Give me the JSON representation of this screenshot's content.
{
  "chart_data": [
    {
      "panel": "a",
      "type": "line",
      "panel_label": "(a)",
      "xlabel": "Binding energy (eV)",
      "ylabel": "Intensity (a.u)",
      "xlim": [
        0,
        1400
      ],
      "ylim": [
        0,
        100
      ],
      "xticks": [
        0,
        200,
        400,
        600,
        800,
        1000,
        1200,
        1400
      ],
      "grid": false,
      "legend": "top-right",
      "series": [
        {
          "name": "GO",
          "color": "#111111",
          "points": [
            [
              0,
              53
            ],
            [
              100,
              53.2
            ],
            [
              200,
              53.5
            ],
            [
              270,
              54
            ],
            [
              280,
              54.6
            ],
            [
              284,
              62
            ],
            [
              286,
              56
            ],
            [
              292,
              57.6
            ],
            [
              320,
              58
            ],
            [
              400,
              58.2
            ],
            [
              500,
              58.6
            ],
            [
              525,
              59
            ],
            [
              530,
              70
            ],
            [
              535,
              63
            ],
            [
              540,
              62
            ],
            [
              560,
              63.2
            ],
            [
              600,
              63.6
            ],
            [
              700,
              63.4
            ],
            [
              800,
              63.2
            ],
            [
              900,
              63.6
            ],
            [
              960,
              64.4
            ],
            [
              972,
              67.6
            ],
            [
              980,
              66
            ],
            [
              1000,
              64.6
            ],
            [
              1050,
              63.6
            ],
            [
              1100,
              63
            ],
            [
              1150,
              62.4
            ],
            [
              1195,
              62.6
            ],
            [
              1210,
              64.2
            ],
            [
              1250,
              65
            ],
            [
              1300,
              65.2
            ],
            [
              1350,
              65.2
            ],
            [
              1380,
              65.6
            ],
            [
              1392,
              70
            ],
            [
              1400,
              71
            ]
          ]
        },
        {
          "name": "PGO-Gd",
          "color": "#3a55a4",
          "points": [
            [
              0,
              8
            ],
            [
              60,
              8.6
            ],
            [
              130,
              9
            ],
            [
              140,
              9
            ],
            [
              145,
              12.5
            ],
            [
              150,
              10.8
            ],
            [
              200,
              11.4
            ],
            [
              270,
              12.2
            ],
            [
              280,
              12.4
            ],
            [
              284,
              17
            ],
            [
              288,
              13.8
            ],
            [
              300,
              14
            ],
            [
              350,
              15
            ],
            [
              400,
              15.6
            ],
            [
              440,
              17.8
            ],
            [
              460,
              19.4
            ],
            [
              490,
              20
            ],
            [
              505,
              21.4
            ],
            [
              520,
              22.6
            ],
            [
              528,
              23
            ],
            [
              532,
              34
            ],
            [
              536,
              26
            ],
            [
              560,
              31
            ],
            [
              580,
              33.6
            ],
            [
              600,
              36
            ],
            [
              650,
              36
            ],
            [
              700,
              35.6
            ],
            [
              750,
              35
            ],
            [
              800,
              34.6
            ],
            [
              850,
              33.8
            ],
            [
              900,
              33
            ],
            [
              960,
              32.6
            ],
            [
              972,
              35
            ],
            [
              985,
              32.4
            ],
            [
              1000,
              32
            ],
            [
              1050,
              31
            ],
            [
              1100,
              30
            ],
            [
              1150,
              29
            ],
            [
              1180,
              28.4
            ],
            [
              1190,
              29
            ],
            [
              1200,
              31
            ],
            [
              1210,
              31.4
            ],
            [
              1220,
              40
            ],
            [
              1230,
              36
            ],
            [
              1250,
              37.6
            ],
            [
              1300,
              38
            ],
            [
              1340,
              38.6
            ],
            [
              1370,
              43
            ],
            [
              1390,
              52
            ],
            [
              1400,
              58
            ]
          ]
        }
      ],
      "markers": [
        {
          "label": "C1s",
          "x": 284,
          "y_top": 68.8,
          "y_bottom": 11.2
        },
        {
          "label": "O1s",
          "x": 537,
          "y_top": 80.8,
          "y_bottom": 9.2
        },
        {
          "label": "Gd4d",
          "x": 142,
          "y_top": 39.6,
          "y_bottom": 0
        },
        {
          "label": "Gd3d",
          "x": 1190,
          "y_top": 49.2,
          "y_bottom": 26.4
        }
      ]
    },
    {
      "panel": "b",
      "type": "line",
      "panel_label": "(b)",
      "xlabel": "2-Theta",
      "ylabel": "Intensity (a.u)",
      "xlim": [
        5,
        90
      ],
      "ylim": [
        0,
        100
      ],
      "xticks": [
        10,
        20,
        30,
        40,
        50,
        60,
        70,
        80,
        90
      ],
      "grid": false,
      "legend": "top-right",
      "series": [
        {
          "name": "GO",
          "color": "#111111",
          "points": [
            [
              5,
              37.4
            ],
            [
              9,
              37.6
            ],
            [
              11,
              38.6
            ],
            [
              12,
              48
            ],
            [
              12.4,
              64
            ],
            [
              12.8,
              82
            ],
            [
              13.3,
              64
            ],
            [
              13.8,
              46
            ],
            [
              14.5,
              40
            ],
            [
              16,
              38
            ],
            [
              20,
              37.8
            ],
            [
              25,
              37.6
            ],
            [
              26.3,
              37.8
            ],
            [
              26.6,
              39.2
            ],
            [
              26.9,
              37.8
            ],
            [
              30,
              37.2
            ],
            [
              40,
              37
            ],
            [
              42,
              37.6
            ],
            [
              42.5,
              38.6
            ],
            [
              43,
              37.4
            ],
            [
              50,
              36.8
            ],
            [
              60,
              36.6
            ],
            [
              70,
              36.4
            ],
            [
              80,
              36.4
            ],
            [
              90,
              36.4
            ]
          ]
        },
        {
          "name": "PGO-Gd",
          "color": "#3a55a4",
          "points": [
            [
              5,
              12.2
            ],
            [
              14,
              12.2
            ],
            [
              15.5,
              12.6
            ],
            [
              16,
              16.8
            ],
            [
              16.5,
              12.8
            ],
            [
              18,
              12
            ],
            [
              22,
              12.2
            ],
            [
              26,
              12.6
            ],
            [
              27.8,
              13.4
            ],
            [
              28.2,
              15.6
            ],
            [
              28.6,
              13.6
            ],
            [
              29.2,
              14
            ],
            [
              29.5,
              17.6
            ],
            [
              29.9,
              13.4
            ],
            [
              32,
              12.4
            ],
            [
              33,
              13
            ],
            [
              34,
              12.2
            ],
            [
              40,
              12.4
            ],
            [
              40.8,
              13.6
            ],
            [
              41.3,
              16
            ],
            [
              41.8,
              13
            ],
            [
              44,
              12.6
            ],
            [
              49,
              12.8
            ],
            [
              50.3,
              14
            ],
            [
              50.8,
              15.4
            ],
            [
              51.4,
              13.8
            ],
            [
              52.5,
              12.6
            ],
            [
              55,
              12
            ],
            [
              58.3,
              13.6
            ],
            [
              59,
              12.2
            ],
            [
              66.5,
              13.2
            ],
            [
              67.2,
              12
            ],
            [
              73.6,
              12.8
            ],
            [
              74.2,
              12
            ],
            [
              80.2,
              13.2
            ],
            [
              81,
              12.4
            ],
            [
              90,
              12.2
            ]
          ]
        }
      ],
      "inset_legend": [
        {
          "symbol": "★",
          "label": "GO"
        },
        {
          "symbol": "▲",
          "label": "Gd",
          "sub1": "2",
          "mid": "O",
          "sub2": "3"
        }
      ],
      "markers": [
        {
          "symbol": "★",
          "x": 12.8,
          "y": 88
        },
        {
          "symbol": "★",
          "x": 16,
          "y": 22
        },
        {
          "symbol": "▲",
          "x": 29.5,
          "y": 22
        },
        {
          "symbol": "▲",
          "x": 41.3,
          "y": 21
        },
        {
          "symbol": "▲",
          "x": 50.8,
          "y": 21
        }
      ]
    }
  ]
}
---
Directions for this task >>
Reproduce the full listing word for word.

Exercise solution >>
Give me the JSON representation of this screenshot's content.
{
  "chart_data": [
    {
      "panel": "a",
      "type": "line",
      "panel_label": "(a)",
      "xlabel": "Binding energy (eV)",
      "ylabel": "Intensity (a.u)",
      "xlim": [
        0,
        1400
      ],
      "ylim": [
        0,
        100
      ],
      "xticks": [
        0,
        200,
        400,
        600,
        800,
        1000,
        1200,
        1400
      ],
      "grid": false,
      "legend": "top-right",
      "series": [
        {
          "name": "GO",
          "color": "#111111",
          "points": [
            [
              0,
              53
            ],
            [
              100,
              53.2
            ],
            [
              200,
              53.5
            ],
            [
              270,
              54
            ],
            [
              280,
              54.6
            ],
            [
              284,
              62
            ],
            [
              286,
              56
            ],
            [
              292,
              57.6
            ],
            [
              320,
              58
            ],
            [
              400,
              58.2
            ],
            [
              500,
              58.6
            ],
            [
              525,
              59
            ],
            [
              530,
              70
            ],
            [
              535,
              63
            ],
            [
              540,
              62
            ],
            [
              560,
              63.2
            ],
            [
              600,
              63.6
            ],
            [
              700,
              63.4
            ],
            [
              800,
              63.2
            ],
            [
              900,
              63.6
            ],
            [
              960,
              64.4
            ],
            [
              972,
              67.6
            ],
            [
              980,
              66
            ],
            [
              1000,
              64.6
            ],
            [
              1050,
              63.6
            ],
            [
              1100,
              63
            ],
            [
              1150,
              62.4
            ],
            [
              1195,
              62.6
            ],
            [
              1210,
              64.2
            ],
            [
              1250,
              65
            ],
            [
              1300,
              65.2
            ],
            [
              1350,
              65.2
            ],
            [
              1380,
              65.6
            ],
            [
              1392,
              70
            ],
            [
              1400,
              71
            ]
          ]
        },
        {
          "name": "PGO-Gd",
          "color": "#3a55a4",
          "points": [
            [
              0,
              8
            ],
            [
              60,
              8.6
            ],
            [
              130,
              9
            ],
            [
              140,
              9
            ],
            [
              145,
              12.5
            ],
            [
              150,
              10.8
            ],
            [
              200,
              11.4
            ],
            [
              270,
              12.2
            ],
            [
              280,
              12.4
            ],
            [
              284,
              17
            ],
            [
              288,
              13.8
            ],
            [
              300,
              14
            ],
            [
              350,
              15
            ],
            [
              400,
              15.6
            ],
            [
              440,
              17.8
            ],
            [
              460,
              19.4
            ],
            [
              490,
              20
            ],
            [
              505,
              21.4
            ],
            [
              520,
              22.6
            ],
            [
              528,
              23
            ],
            [
              532,
              34
            ],
            [
              536,
              26
            ],
            [
              560,
              31
            ],
            [
              580,
              33.6
            ],
            [
              600,
              36
            ],
            [
              650,
              36
            ],
            [
              700,
              35.6
            ],
            [
              750,
              35
            ],
            [
              800,
              34.6
            ],
            [
              850,
              33.8
            ],
            [
              900,
              33
            ],
            [
              960,
              32.6
            ],
            [
              972,
              35
            ],
            [
              985,
              32.4
            ],
            [
              1000,
              32
            ],
            [
              1050,
              31
            ],
            [
              1100,
              30
            ],
            [
              1150,
              29
            ],
            [
              1180,
              28.4
            ],
            [
              1190,
              29
            ],
            [
              1200,
              31
            ],
            [
              1210,
              31.4
            ],
            [
              1220,
              40
            ],
            [
              1230,
              36
            ],
            [
              1250,
              37.6
            ],
            [
              1300,
              38
            ],
            [
              1340,
              38.6
            ],
            [
              1370,
              43
            ],
            [
              1390,
              52
            ],
            [
              1400,
              58
            ]
          ]
        }
      ],
      "markers": [
        {
          "label": "C1s",
          "x": 284,
          "y_top": 68.8,
          "y_bottom": 11.2
        },
        {
          "label": "O1s",
          "x": 537,
          "y_top": 80.8,
          "y_bottom": 9.2
        },
        {
          "label": "Gd4d",
          "x": 142,
          "y_top": 39.6,
          "y_bottom": 0
        },
        {
          "label": "Gd3d",
          "x": 1190,
          "y_top": 49.2,
          "y_bottom": 26.4
        }
      ]
    },
    {
      "panel": "b",
      "type": "line",
      "panel_label": "(b)",
      "xlabel": "2-Theta",
      "ylabel": "Intensity (a.u)",
      "xlim": [
        5,
        90
      ],
      "ylim": [
        0,
        100
      ],
      "xticks": [
        10,
        20,
        30,
        40,
        50,
        60,
        70,
        80,
        90
      ],
      "grid": false,
      "legend": "top-right",
      "series": [
        {
          "name": "GO",
          "color": "#111111",
          "points": [
            [
              5,
              37.4
            ],
            [
              9,
              37.6
            ],
            [
              11,
              38.6
            ],
            [
              12,
              48
            ],
            [
              12.4,
              64
            ],
            [
              12.8,
              82
            ],
            [
              13.3,
              64
            ],
            [
              13.8,
              46
            ],
            [
              14.5,
              40
            ],
            [
              16,
              38
            ],
            [
              20,
              37.8
            ],
            [
              25,
              37.6
            ],
            [
              26.3,
              37.8
            ],
            [
              26.6,
              39.2
            ],
            [
              26.9,
              37.8
            ],
            [
              30,
              37.2
            ],
            [
              40,
              37
            ],
            [
              42,
              37.6
            ],
            [
              42.5,
              38.6
            ],
            [
              43,
              37.4
            ],
            [
              50,
              36.8
            ],
            [
              60,
              36.6
            ],
            [
              70,
              36.4
            ],
            [
              80,
              36.4
            ],
            [
              90,
              36.4
            ]
          ]
        },
        {
          "name": "PGO-Gd",
          "color": "#3a55a4",
          "points": [
            [
              5,
              12.2
            ],
            [
              14,
              12.2
            ],
            [
              15.5,
              12.6
            ],
            [
              16,
              16.8
            ],
            [
              16.5,
              12.8
            ],
            [
              18,
              12
            ],
            [
              22,
              12.2
            ],
            [
              26,
              12.6
            ],
            [
              27.8,
              13.4
            ],
            [
              28.2,
              15.6
            ],
            [
              28.6,
              13.6
            ],
            [
              29.2,
              14
            ],
            [
              29.5,
              17.6
            ],
            [
              29.9,
              13.4
            ],
            [
              32,
              12.4
            ],
            [
              33,
              13
            ],
            [
              34,
              12.2
            ],
            [
              40,
              12.4
            ],
            [
              40.8,
              13.6
            ],
            [
              41.3,
              16
            ],
            [
              41.8,
              13
            ],
            [
              44,
              12.6
            ],
            [
              49,
              12.8
            ],
            [
              50.3,
              14
            ],
            [
              50.8,
              15.4
            ],
            [
              51.4,
              13.8
            ],
            [
              52.5,
              12.6
            ],
            [
              55,
              12
            ],
            [
              58.3,
              13.6
            ],
            [
              59,
              12.2
            ],
            [
              66.5,
              13.2
            ],
            [
              67.2,
              12
            ],
            [
              73.6,
              12.8
            ],
            [
              74.2,
              12
            ],
            [
              80.2,
              13.2
            ],
            [
              81,
              12.4
            ],
            [
              90,
              12.2
            ]
          ]
        }
      ],
      "inset_legend": [
        {
          "symbol": "★",
          "label": "GO"
        },
        {
          "symbol": "▲",
          "label": "Gd",
          "sub1": "2",
          "mid": "O",
          "sub2": "3"
        }
      ],
      "markers": [
        {
          "symbol": "★",
          "x": 12.8,
          "y": 88
        },
        {
          "symbol": "★",
          "x": 16,
          "y": 22
        },
        {
          "symbol": "▲",
          "x": 29.5,
          "y": 22
        },
        {
          "symbol": "▲",
          "x": 41.3,
          "y": 21
        },
        {
          "symbol": "▲",
          "x": 50.8,
          "y": 21
        }
      ]
    }
  ]
}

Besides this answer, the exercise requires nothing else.